■ **REQUEST**
Locate the line containing "OCR this image.", then please write out that line and all the lines below it in the entries exactly.

[Saved data entries]
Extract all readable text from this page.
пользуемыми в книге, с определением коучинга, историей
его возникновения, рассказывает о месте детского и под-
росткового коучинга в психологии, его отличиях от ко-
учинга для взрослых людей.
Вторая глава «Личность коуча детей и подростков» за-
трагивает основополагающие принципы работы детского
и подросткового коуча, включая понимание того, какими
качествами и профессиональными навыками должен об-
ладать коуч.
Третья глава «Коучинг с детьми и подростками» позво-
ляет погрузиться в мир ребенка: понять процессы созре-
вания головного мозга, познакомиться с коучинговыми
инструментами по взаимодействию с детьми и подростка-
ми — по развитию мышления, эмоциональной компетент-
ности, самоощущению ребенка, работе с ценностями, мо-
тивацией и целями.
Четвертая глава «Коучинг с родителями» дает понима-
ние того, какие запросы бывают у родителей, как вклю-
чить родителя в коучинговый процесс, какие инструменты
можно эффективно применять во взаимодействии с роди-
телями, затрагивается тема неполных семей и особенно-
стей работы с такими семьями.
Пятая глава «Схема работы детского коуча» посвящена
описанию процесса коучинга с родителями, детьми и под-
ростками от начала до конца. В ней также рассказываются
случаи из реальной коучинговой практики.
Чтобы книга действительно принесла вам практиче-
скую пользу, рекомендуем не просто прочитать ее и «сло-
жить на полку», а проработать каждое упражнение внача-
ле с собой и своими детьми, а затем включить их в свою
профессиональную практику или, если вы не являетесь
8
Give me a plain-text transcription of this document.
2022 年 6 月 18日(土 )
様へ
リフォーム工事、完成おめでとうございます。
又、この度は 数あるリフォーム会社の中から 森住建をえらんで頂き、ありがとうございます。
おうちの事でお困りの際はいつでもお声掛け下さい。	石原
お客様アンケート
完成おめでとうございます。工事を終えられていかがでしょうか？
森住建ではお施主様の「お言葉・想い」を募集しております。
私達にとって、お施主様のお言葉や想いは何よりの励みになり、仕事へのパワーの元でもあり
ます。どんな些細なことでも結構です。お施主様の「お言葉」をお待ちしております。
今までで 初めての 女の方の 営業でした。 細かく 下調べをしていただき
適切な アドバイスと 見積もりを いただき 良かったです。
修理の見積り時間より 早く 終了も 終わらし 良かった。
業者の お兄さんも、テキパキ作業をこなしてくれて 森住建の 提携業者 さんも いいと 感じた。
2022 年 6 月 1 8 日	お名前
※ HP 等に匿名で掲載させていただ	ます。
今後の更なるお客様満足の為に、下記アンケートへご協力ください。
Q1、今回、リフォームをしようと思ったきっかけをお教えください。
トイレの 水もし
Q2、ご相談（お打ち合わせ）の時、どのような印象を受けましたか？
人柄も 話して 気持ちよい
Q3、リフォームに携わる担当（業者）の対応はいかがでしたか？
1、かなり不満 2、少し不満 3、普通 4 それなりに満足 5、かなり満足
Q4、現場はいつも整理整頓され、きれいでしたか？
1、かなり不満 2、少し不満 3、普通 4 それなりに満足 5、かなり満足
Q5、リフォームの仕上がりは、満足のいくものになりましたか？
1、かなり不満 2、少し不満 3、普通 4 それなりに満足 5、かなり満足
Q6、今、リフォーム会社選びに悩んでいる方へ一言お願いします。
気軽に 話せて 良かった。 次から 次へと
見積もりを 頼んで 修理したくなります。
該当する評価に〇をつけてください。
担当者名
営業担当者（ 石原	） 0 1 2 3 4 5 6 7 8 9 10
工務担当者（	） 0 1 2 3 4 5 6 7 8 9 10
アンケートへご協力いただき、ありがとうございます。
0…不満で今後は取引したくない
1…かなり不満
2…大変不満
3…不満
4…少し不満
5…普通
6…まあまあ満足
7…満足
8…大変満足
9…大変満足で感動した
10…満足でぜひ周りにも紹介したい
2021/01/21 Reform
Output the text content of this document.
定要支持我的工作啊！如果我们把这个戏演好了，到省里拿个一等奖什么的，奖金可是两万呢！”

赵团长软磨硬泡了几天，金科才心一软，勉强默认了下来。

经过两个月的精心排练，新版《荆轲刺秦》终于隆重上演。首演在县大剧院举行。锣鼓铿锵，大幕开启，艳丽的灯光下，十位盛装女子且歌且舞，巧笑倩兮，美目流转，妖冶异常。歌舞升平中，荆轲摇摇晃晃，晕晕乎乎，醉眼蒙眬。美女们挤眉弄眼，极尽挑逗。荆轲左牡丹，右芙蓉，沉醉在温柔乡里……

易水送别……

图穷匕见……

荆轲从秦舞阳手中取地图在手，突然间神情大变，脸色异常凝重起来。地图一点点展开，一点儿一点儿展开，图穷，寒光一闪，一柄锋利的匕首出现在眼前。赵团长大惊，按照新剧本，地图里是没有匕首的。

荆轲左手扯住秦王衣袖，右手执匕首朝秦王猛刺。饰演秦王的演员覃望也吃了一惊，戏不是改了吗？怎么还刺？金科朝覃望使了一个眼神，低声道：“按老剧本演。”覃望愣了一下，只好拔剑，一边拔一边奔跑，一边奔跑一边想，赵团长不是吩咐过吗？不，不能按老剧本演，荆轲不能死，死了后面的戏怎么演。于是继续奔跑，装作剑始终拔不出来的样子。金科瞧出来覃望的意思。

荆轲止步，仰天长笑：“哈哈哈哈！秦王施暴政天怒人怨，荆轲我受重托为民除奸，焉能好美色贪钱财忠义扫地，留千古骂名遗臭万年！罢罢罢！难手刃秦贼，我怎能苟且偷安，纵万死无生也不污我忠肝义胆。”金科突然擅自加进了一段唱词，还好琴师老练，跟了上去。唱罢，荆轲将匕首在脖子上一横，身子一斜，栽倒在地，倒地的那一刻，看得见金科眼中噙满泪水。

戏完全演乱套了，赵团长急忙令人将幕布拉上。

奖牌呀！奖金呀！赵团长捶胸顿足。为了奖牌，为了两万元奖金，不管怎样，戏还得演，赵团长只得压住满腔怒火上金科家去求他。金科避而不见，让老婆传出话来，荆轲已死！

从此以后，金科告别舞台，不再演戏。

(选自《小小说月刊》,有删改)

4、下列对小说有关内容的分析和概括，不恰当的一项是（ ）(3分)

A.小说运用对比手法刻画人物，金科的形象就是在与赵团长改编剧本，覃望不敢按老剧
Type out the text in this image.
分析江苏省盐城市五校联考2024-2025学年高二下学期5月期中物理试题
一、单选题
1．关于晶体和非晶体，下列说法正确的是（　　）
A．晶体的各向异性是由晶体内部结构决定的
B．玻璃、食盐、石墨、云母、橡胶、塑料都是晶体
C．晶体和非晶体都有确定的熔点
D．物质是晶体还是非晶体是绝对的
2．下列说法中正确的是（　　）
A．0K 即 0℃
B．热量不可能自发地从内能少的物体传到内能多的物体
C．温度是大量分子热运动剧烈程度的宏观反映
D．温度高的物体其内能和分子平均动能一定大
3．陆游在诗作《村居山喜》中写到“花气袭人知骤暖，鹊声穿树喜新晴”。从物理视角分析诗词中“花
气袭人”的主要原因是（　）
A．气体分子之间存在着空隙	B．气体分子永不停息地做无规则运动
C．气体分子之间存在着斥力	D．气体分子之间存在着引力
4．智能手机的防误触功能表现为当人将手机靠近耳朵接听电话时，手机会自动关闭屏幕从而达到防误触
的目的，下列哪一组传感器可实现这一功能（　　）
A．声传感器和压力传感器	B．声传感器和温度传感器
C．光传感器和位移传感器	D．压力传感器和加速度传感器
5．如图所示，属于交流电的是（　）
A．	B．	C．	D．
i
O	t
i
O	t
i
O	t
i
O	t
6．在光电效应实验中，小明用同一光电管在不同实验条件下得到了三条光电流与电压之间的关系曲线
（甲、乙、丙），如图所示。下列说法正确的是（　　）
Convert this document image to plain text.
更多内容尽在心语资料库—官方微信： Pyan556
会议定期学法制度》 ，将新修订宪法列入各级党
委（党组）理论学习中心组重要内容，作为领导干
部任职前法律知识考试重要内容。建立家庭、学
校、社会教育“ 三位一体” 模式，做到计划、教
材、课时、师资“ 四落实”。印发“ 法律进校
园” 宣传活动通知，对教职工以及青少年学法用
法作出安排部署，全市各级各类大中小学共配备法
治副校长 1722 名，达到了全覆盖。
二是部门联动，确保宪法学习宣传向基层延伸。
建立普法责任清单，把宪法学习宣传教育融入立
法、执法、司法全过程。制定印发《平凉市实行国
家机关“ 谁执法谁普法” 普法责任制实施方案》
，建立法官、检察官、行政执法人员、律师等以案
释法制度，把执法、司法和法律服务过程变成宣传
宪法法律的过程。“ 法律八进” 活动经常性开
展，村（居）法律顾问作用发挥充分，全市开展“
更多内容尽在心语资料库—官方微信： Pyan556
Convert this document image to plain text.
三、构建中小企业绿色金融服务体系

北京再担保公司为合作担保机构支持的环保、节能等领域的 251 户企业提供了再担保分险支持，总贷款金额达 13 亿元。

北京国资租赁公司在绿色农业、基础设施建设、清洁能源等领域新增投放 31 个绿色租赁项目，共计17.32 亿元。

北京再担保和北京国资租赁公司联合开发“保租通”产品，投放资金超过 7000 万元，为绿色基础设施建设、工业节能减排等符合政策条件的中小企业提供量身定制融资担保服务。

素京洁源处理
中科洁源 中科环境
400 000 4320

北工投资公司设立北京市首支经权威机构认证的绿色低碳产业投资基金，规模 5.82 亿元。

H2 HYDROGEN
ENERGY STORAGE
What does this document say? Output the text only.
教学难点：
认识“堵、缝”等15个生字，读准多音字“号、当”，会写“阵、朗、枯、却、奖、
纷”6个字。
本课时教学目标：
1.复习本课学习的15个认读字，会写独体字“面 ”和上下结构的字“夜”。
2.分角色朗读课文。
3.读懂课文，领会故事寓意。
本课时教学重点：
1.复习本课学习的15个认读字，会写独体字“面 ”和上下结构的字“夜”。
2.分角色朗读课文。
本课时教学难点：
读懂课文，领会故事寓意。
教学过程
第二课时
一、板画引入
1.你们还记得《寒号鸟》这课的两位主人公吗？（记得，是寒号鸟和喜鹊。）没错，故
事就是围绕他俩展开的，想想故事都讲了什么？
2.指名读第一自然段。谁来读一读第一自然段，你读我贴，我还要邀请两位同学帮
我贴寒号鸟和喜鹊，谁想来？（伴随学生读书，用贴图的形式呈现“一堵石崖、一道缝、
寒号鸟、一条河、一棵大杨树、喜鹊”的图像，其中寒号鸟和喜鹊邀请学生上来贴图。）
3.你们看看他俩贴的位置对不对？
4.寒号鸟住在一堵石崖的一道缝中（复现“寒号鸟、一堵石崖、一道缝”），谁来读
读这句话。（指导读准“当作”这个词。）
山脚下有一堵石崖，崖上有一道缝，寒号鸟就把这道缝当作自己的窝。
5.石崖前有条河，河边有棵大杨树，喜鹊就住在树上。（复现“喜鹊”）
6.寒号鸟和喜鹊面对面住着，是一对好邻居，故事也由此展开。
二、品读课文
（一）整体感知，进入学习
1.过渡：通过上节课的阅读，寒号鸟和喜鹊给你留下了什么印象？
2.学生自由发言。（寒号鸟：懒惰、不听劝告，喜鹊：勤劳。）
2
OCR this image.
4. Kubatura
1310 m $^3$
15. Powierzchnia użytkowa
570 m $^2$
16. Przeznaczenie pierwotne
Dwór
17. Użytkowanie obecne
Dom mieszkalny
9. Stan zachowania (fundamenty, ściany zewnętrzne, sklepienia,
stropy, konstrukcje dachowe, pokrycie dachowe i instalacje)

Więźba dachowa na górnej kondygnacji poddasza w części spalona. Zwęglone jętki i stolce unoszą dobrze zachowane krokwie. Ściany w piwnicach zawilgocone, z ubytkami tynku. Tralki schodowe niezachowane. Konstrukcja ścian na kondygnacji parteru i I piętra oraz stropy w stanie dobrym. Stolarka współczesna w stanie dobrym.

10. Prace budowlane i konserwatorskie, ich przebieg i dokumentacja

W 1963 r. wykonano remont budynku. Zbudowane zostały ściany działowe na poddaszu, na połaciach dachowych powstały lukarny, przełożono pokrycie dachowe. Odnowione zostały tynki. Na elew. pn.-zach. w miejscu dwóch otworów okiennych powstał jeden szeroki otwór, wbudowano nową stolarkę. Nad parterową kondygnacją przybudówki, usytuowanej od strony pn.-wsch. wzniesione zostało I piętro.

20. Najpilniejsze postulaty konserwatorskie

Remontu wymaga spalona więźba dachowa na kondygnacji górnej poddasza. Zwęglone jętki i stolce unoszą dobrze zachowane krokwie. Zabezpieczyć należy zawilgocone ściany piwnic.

■ **SOLUTION**
OCR this image.
4. Kubatura
1310 m $^3$
15. Powierzchnia użytkowa
570 m $^2$
16. Przeznaczenie pierwotne
Dwór
17. Użytkowanie obecne
Dom mieszkalny
9. Stan zachowania (fundamenty, ściany zewnętrzne, sklepienia,
stropy, konstrukcje dachowe, pokrycie dachowe i instalacje)

Więźba dachowa na górnej kondygnacji poddasza w części spalona. Zwęglone jętki i stolce unoszą dobrze zachowane krokwie. Ściany w piwnicach zawilgocone, z ubytkami tynku. Tralki schodowe niezachowane. Konstrukcja ścian na kondygnacji parteru i I piętra oraz stropy w stanie dobrym. Stolarka współczesna w stanie dobrym.

10. Prace budowlane i konserwatorskie, ich przebieg i dokumentacja

W 1963 r. wykonano remont budynku. Zbudowane zostały ściany działowe na poddaszu, na połaciach dachowych powstały lukarny, przełożono pokrycie dachowe. Odnowione zostały tynki. Na elew. pn.-zach. w miejscu dwóch otworów okiennych powstał jeden szeroki otwór, wbudowano nową stolarkę. Nad parterową kondygnacją przybudówki, usytuowanej od strony pn.-wsch. wzniesione zostało I piętro.

20. Najpilniejsze postulaty konserwatorskie

Remontu wymaga spalona więźba dachowa na kondygnacji górnej poddasza. Zwęglone jętki i stolce unoszą dobrze zachowane krokwie. Zabezpieczyć należy zawilgocone ściany piwnic.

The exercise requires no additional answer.